-- begin Given records --

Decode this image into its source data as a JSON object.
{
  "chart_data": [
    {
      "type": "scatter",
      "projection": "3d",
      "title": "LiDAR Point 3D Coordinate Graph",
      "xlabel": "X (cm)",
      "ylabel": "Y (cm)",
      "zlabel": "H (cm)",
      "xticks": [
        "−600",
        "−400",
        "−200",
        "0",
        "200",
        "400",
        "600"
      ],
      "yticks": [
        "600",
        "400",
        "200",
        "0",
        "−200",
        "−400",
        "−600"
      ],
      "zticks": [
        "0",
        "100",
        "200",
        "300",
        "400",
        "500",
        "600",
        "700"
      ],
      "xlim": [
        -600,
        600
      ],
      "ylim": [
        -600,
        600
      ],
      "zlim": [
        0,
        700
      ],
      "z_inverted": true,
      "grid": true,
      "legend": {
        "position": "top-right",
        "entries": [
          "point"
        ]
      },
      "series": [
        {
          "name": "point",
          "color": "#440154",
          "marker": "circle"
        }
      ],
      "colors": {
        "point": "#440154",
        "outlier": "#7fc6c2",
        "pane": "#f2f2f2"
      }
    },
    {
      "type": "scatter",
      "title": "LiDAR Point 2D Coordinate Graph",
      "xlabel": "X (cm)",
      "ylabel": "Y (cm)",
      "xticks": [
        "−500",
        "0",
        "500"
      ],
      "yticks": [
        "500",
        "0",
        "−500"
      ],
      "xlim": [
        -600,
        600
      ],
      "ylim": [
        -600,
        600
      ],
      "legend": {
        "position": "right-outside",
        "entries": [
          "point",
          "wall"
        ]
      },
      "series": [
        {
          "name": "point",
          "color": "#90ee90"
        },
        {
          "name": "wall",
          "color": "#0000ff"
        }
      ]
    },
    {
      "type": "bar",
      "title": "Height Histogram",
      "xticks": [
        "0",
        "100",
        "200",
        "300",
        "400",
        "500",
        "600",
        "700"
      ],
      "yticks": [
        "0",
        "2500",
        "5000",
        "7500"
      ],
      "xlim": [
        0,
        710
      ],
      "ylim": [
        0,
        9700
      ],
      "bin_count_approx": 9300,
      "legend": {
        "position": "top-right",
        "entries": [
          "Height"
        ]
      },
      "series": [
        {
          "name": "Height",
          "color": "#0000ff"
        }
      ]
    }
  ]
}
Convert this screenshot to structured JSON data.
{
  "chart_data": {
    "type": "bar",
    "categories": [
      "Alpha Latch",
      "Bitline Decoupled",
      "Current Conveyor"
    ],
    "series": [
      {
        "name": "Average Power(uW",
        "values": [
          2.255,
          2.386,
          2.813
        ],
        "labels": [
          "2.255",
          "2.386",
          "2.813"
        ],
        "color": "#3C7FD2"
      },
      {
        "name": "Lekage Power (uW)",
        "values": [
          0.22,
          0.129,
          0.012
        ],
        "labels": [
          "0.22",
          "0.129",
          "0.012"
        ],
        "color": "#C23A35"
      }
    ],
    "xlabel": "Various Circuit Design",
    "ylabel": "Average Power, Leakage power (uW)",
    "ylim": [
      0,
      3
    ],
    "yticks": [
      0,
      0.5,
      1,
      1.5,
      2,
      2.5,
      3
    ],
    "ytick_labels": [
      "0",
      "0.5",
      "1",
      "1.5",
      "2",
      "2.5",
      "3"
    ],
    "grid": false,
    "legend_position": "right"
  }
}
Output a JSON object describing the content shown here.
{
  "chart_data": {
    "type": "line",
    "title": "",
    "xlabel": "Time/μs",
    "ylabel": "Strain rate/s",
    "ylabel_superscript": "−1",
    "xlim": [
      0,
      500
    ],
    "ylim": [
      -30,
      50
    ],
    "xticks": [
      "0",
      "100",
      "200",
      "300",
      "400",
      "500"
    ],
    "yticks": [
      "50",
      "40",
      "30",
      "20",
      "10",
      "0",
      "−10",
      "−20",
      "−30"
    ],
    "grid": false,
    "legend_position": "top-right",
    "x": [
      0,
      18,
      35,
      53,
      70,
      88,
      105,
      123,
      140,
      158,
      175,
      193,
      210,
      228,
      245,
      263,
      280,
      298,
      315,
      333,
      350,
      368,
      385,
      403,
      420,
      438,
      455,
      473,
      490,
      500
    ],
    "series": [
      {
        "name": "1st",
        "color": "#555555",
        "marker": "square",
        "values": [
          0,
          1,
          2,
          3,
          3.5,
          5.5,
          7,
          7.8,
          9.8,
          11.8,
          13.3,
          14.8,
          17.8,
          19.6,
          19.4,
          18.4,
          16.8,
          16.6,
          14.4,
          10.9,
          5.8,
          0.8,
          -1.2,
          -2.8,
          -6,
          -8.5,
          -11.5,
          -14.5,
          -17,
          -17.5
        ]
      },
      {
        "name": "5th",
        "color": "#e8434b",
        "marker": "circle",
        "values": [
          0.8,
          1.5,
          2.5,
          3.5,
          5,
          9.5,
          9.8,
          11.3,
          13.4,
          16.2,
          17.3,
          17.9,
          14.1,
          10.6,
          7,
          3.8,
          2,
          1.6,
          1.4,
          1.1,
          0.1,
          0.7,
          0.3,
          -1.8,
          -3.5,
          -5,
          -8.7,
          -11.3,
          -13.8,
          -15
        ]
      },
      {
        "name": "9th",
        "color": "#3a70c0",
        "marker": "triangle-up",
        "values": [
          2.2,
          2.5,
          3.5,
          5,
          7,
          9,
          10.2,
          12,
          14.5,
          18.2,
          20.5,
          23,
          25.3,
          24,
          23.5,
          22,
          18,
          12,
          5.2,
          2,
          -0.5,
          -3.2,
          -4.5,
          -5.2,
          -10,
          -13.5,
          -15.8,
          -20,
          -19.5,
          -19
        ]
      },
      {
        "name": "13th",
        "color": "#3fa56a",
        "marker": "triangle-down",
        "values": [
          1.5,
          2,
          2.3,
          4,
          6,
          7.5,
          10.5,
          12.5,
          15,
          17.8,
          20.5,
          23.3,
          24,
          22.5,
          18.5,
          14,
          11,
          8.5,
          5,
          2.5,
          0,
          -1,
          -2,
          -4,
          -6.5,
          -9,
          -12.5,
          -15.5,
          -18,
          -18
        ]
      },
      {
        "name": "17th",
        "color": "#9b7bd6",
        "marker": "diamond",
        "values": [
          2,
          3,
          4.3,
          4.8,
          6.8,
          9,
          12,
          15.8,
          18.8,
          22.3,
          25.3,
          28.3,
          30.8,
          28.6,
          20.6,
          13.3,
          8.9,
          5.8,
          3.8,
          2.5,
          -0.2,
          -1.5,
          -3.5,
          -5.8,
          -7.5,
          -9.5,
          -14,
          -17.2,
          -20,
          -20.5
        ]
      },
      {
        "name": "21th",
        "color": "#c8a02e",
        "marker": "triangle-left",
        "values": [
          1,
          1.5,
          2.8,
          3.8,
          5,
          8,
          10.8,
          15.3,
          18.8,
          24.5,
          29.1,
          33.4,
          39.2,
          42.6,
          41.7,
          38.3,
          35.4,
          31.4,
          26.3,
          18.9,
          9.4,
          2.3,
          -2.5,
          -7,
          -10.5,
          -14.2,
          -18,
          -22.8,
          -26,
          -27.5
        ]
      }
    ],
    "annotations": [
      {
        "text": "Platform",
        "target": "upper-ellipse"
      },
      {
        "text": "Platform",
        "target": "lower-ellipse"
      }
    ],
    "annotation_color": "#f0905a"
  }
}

-- end Given records --

#### [Short exercise]
All of the data needs to be printed once more, exactly.

#### [Result below]
Decode this image into its source data as a JSON object.
{
  "chart_data": [
    {
      "type": "scatter",
      "projection": "3d",
      "title": "LiDAR Point 3D Coordinate Graph",
      "xlabel": "X (cm)",
      "ylabel": "Y (cm)",
      "zlabel": "H (cm)",
      "xticks": [
        "−600",
        "−400",
        "−200",
        "0",
        "200",
        "400",
        "600"
      ],
      "yticks": [
        "600",
        "400",
        "200",
        "0",
        "−200",
        "−400",
        "−600"
      ],
      "zticks": [
        "0",
        "100",
        "200",
        "300",
        "400",
        "500",
        "600",
        "700"
      ],
      "xlim": [
        -600,
        600
      ],
      "ylim": [
        -600,
        600
      ],
      "zlim": [
        0,
        700
      ],
      "z_inverted": true,
      "grid": true,
      "legend": {
        "position": "top-right",
        "entries": [
          "point"
        ]
      },
      "series": [
        {
          "name": "point",
          "color": "#440154",
          "marker": "circle"
        }
      ],
      "colors": {
        "point": "#440154",
        "outlier": "#7fc6c2",
        "pane": "#f2f2f2"
      }
    },
    {
      "type": "scatter",
      "title": "LiDAR Point 2D Coordinate Graph",
      "xlabel": "X (cm)",
      "ylabel": "Y (cm)",
      "xticks": [
        "−500",
        "0",
        "500"
      ],
      "yticks": [
        "500",
        "0",
        "−500"
      ],
      "xlim": [
        -600,
        600
      ],
      "ylim": [
        -600,
        600
      ],
      "legend": {
        "position": "right-outside",
        "entries": [
          "point",
          "wall"
        ]
      },
      "series": [
        {
          "name": "point",
          "color": "#90ee90"
        },
        {
          "name": "wall",
          "color": "#0000ff"
        }
      ]
    },
    {
      "type": "bar",
      "title": "Height Histogram",
      "xticks": [
        "0",
        "100",
        "200",
        "300",
        "400",
        "500",
        "600",
        "700"
      ],
      "yticks": [
        "0",
        "2500",
        "5000",
        "7500"
      ],
      "xlim": [
        0,
        710
      ],
      "ylim": [
        0,
        9700
      ],
      "bin_count_approx": 9300,
      "legend": {
        "position": "top-right",
        "entries": [
          "Height"
        ]
      },
      "series": [
        {
          "name": "Height",
          "color": "#0000ff"
        }
      ]
    }
  ]
}
Convert this screenshot to structured JSON data.
{
  "chart_data": {
    "type": "bar",
    "categories": [
      "Alpha Latch",
      "Bitline Decoupled",
      "Current Conveyor"
    ],
    "series": [
      {
        "name": "Average Power(uW",
        "values": [
          2.255,
          2.386,
          2.813
        ],
        "labels": [
          "2.255",
          "2.386",
          "2.813"
        ],
        "color": "#3C7FD2"
      },
      {
        "name": "Lekage Power (uW)",
        "values": [
          0.22,
          0.129,
          0.012
        ],
        "labels": [
          "0.22",
          "0.129",
          "0.012"
        ],
        "color": "#C23A35"
      }
    ],
    "xlabel": "Various Circuit Design",
    "ylabel": "Average Power, Leakage power (uW)",
    "ylim": [
      0,
      3
    ],
    "yticks": [
      0,
      0.5,
      1,
      1.5,
      2,
      2.5,
      3
    ],
    "ytick_labels": [
      "0",
      "0.5",
      "1",
      "1.5",
      "2",
      "2.5",
      "3"
    ],
    "grid": false,
    "legend_position": "right"
  }
}
Output a JSON object describing the content shown here.
{
  "chart_data": {
    "type": "line",
    "title": "",
    "xlabel": "Time/μs",
    "ylabel": "Strain rate/s",
    "ylabel_superscript": "−1",
    "xlim": [
      0,
      500
    ],
    "ylim": [
      -30,
      50
    ],
    "xticks": [
      "0",
      "100",
      "200",
      "300",
      "400",
      "500"
    ],
    "yticks": [
      "50",
      "40",
      "30",
      "20",
      "10",
      "0",
      "−10",
      "−20",
      "−30"
    ],
    "grid": false,
    "legend_position": "top-right",
    "x": [
      0,
      18,
      35,
      53,
      70,
      88,
      105,
      123,
      140,
      158,
      175,
      193,
      210,
      228,
      245,
      263,
      280,
      298,
      315,
      333,
      350,
      368,
      385,
      403,
      420,
      438,
      455,
      473,
      490,
      500
    ],
    "series": [
      {
        "name": "1st",
        "color": "#555555",
        "marker": "square",
        "values": [
          0,
          1,
          2,
          3,
          3.5,
          5.5,
          7,
          7.8,
          9.8,
          11.8,
          13.3,
          14.8,
          17.8,
          19.6,
          19.4,
          18.4,
          16.8,
          16.6,
          14.4,
          10.9,
          5.8,
          0.8,
          -1.2,
          -2.8,
          -6,
          -8.5,
          -11.5,
          -14.5,
          -17,
          -17.5
        ]
      },
      {
        "name": "5th",
        "color": "#e8434b",
        "marker": "circle",
        "values": [
          0.8,
          1.5,
          2.5,
          3.5,
          5,
          9.5,
          9.8,
          11.3,
          13.4,
          16.2,
          17.3,
          17.9,
          14.1,
          10.6,
          7,
          3.8,
          2,
          1.6,
          1.4,
          1.1,
          0.1,
          0.7,
          0.3,
          -1.8,
          -3.5,
          -5,
          -8.7,
          -11.3,
          -13.8,
          -15
        ]
      },
      {
        "name": "9th",
        "color": "#3a70c0",
        "marker": "triangle-up",
        "values": [
          2.2,
          2.5,
          3.5,
          5,
          7,
          9,
          10.2,
          12,
          14.5,
          18.2,
          20.5,
          23,
          25.3,
          24,
          23.5,
          22,
          18,
          12,
          5.2,
          2,
          -0.5,
          -3.2,
          -4.5,
          -5.2,
          -10,
          -13.5,
          -15.8,
          -20,
          -19.5,
          -19
        ]
      },
      {
        "name": "13th",
        "color": "#3fa56a",
        "marker": "triangle-down",
        "values": [
          1.5,
          2,
          2.3,
          4,
          6,
          7.5,
          10.5,
          12.5,
          15,
          17.8,
          20.5,
          23.3,
          24,
          22.5,
          18.5,
          14,
          11,
          8.5,
          5,
          2.5,
          0,
          -1,
          -2,
          -4,
          -6.5,
          -9,
          -12.5,
          -15.5,
          -18,
          -18
        ]
      },
      {
        "name": "17th",
        "color": "#9b7bd6",
        "marker": "diamond",
        "values": [
          2,
          3,
          4.3,
          4.8,
          6.8,
          9,
          12,
          15.8,
          18.8,
          22.3,
          25.3,
          28.3,
          30.8,
          28.6,
          20.6,
          13.3,
          8.9,
          5.8,
          3.8,
          2.5,
          -0.2,
          -1.5,
          -3.5,
          -5.8,
          -7.5,
          -9.5,
          -14,
          -17.2,
          -20,
          -20.5
        ]
      },
      {
        "name": "21th",
        "color": "#c8a02e",
        "marker": "triangle-left",
        "values": [
          1,
          1.5,
          2.8,
          3.8,
          5,
          8,
          10.8,
          15.3,
          18.8,
          24.5,
          29.1,
          33.4,
          39.2,
          42.6,
          41.7,
          38.3,
          35.4,
          31.4,
          26.3,
          18.9,
          9.4,
          2.3,
          -2.5,
          -7,
          -10.5,
          -14.2,
          -18,
          -22.8,
          -26,
          -27.5
        ]
      }
    ],
    "annotations": [
      {
        "text": "Platform",
        "target": "upper-ellipse"
      },
      {
        "text": "Platform",
        "target": "lower-ellipse"
      }
    ],
    "annotation_color": "#f0905a"
  }
}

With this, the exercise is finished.